Objective —
List each line of the data that holds the string "guideline", please.

The data —
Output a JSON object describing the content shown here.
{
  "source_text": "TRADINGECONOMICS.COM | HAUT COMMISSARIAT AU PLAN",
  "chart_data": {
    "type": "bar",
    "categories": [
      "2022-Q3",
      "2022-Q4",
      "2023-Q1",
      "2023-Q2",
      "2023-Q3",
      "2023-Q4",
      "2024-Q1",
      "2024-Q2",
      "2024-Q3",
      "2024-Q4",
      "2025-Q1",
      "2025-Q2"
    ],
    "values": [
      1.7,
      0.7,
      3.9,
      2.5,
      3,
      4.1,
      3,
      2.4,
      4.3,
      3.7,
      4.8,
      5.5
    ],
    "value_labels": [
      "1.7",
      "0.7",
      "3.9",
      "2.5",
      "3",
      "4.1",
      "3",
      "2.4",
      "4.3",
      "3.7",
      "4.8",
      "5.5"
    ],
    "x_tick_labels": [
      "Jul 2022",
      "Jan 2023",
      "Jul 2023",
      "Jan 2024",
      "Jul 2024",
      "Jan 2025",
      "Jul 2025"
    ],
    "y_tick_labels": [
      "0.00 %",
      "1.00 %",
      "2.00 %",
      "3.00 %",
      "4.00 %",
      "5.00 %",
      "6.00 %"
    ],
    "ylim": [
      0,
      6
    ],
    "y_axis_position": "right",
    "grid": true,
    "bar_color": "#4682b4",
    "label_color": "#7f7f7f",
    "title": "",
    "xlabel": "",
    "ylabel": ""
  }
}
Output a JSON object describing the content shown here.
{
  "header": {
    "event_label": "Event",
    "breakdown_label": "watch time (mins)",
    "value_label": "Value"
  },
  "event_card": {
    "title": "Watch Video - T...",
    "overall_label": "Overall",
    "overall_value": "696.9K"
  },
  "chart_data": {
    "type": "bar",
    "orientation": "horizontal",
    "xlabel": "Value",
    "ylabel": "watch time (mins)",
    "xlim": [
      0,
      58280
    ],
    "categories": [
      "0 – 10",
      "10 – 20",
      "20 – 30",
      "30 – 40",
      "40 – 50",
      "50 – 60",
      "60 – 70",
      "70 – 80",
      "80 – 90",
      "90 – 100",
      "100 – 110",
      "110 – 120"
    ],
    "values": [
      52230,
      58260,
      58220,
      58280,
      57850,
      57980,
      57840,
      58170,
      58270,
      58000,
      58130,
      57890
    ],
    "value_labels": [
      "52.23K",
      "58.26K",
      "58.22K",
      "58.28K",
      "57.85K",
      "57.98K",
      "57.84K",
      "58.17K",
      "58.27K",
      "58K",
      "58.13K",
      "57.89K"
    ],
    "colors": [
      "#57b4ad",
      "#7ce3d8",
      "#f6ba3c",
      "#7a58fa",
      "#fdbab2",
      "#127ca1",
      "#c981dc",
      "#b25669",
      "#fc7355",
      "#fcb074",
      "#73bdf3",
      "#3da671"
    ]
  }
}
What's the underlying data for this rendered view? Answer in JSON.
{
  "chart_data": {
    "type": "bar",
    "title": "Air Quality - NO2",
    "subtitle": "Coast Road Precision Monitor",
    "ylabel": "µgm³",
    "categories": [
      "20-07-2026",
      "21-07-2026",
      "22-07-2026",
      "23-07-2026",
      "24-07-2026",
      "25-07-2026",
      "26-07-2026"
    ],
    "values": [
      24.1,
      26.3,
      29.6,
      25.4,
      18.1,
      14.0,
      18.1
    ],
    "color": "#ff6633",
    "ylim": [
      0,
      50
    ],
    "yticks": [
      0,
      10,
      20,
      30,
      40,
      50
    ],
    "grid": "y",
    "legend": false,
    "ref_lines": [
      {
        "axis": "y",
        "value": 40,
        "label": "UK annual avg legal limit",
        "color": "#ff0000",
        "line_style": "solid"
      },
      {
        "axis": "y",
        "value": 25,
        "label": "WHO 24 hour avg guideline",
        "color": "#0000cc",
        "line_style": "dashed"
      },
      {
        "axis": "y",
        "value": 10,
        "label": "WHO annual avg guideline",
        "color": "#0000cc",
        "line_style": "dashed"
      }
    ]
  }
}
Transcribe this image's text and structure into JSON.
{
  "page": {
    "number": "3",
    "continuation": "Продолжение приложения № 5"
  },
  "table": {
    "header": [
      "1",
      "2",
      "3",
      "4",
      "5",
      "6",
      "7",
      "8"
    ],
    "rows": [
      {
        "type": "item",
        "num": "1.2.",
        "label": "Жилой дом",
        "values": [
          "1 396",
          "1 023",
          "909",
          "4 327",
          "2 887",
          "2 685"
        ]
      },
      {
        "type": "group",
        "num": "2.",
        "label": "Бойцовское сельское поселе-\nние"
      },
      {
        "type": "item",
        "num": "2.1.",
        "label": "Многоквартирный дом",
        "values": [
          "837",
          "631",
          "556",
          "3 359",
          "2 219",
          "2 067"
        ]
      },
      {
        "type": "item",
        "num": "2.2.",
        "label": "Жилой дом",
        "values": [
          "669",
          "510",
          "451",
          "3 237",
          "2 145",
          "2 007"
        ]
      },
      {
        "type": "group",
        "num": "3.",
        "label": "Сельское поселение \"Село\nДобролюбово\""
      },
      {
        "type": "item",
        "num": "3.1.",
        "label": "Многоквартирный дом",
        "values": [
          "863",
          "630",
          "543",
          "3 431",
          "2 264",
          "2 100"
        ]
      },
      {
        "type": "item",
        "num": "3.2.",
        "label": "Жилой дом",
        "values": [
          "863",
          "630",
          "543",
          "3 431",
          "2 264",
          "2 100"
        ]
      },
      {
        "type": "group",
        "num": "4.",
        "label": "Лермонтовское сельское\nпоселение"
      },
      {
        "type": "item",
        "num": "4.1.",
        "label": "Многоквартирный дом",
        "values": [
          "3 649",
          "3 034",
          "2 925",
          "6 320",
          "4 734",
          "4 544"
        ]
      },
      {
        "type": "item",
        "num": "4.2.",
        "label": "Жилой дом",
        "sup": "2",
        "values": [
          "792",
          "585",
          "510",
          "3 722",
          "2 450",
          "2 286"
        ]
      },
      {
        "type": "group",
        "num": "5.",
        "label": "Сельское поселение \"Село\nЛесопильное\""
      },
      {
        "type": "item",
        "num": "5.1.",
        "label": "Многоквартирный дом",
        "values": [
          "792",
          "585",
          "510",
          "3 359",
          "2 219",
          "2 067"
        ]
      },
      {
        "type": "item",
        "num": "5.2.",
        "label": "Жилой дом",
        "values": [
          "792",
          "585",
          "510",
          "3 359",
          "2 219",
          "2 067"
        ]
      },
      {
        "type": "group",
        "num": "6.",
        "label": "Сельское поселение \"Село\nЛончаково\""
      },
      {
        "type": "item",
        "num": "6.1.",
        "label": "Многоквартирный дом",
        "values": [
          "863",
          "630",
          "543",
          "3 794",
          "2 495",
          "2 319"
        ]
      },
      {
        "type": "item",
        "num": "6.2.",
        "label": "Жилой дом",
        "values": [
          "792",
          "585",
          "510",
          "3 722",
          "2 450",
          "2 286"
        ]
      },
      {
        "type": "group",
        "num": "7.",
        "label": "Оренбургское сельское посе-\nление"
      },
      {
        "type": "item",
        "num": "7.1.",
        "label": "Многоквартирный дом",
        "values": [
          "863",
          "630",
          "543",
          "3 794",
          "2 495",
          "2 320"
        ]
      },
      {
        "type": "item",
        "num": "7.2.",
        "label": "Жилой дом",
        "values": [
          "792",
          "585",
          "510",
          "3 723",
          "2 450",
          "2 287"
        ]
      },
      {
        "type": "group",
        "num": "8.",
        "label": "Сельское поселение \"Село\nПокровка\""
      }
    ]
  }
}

Task solution —
        "label": "WHO 24 hour avg guideline",
        "label": "WHO annual avg guideline",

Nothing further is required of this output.